#### WRITTEN INSTRUCTION
Which lines in the material below contain the word "name"? Copy each of them.

#### MATERIAL FOR THIS TASK
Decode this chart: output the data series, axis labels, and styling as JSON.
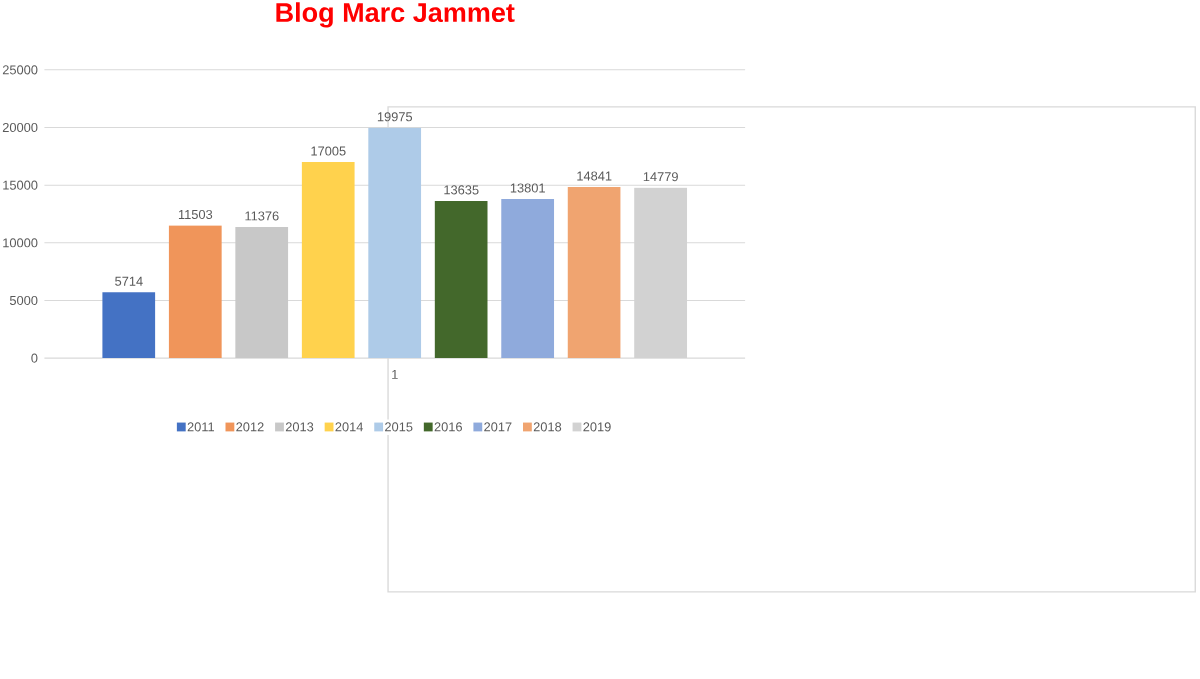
{
  "chart_data": {
    "type": "bar",
    "title": "Blog Marc Jammet",
    "categories": [
      "1"
    ],
    "series": [
      {
        "name": "2011",
        "color": "#4472c4",
        "values": [
          5714
        ]
      },
      {
        "name": "2012",
        "color": "#f0955a",
        "values": [
          11503
        ]
      },
      {
        "name": "2013",
        "color": "#c8c8c8",
        "values": [
          11376
        ]
      },
      {
        "name": "2014",
        "color": "#ffd24d",
        "values": [
          17005
        ]
      },
      {
        "name": "2015",
        "color": "#aecbe8",
        "values": [
          19975
        ]
      },
      {
        "name": "2016",
        "color": "#43682b",
        "values": [
          13635
        ]
      },
      {
        "name": "2017",
        "color": "#8faadc",
        "values": [
          13801
        ]
      },
      {
        "name": "2018",
        "color": "#f0a470",
        "values": [
          14841
        ]
      },
      {
        "name": "2019",
        "color": "#d2d2d2",
        "values": [
          14779
        ]
      }
    ],
    "ylim": [
      0,
      25000
    ],
    "yticks": [
      0,
      5000,
      10000,
      15000,
      20000,
      25000
    ],
    "grid": "y",
    "legend": "bottom",
    "data_labels": true
  }
}
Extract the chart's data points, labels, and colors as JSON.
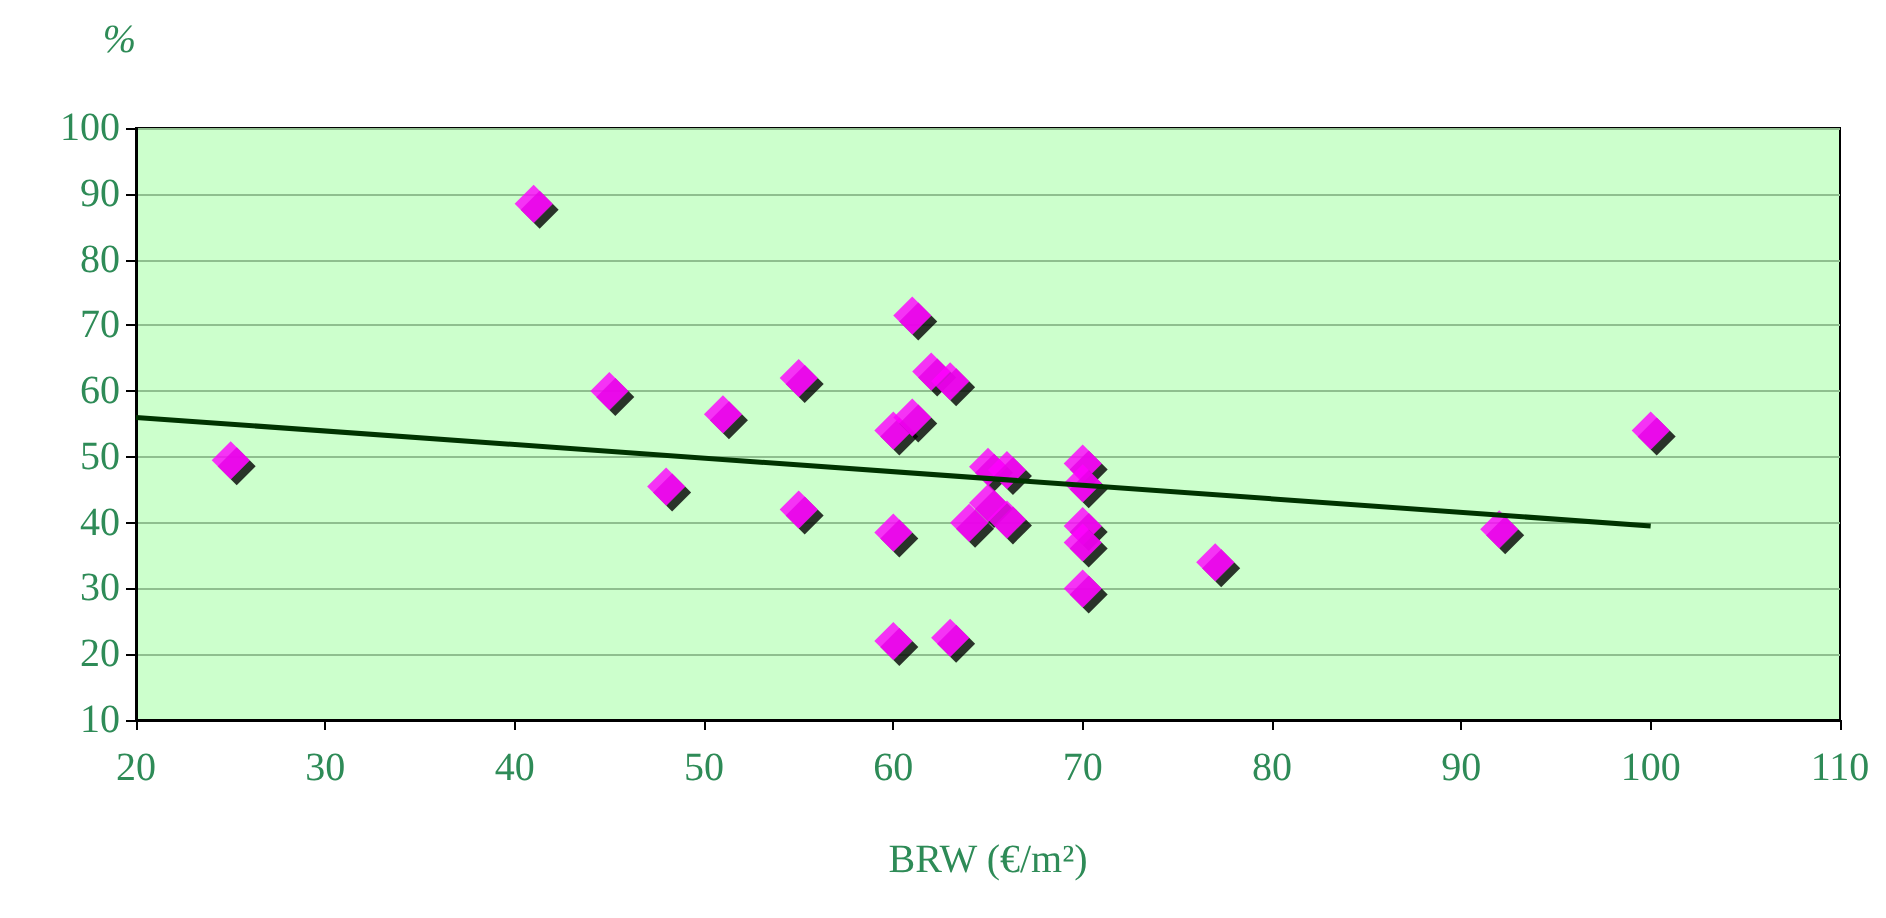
{
  "chart_data": {
    "type": "scatter",
    "xlabel": "BRW (€/m²)",
    "ylabel": "%",
    "xlim": [
      20,
      110
    ],
    "xticks": [
      20,
      30,
      40,
      50,
      60,
      70,
      80,
      90,
      100,
      110
    ],
    "ylim": [
      10,
      100
    ],
    "yticks": [
      10,
      20,
      30,
      40,
      50,
      60,
      70,
      80,
      90,
      100
    ],
    "grid": "y",
    "marker": "diamond",
    "series": [
      {
        "color": "#ff00ff",
        "x": [
          25,
          41,
          45,
          48,
          51,
          55,
          55,
          60,
          60,
          60,
          61,
          61,
          62,
          63,
          63,
          64,
          65,
          65,
          66,
          66,
          70,
          70,
          70,
          70,
          70,
          77,
          92,
          100
        ],
        "values": [
          49.5,
          88.5,
          60,
          45.5,
          56.5,
          62,
          42,
          54,
          38.5,
          22,
          71.5,
          56,
          63,
          61.5,
          22.5,
          40,
          48.5,
          43,
          48,
          40.5,
          49,
          46,
          39.5,
          37,
          30,
          34,
          39,
          54
        ]
      },
      {
        "type": "line",
        "color": "#003300",
        "marker": "none",
        "x": [
          20,
          100
        ],
        "values": [
          56,
          39.5
        ]
      }
    ]
  }
}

#### RESPONSE TO THE TASK
        "name": "2011",
        "name": "2012",
        "name": "2013",
        "name": "2014",
        "name": "2015",
        "name": "2016",
        "name": "2017",
        "name": "2018",
        "name": "2019",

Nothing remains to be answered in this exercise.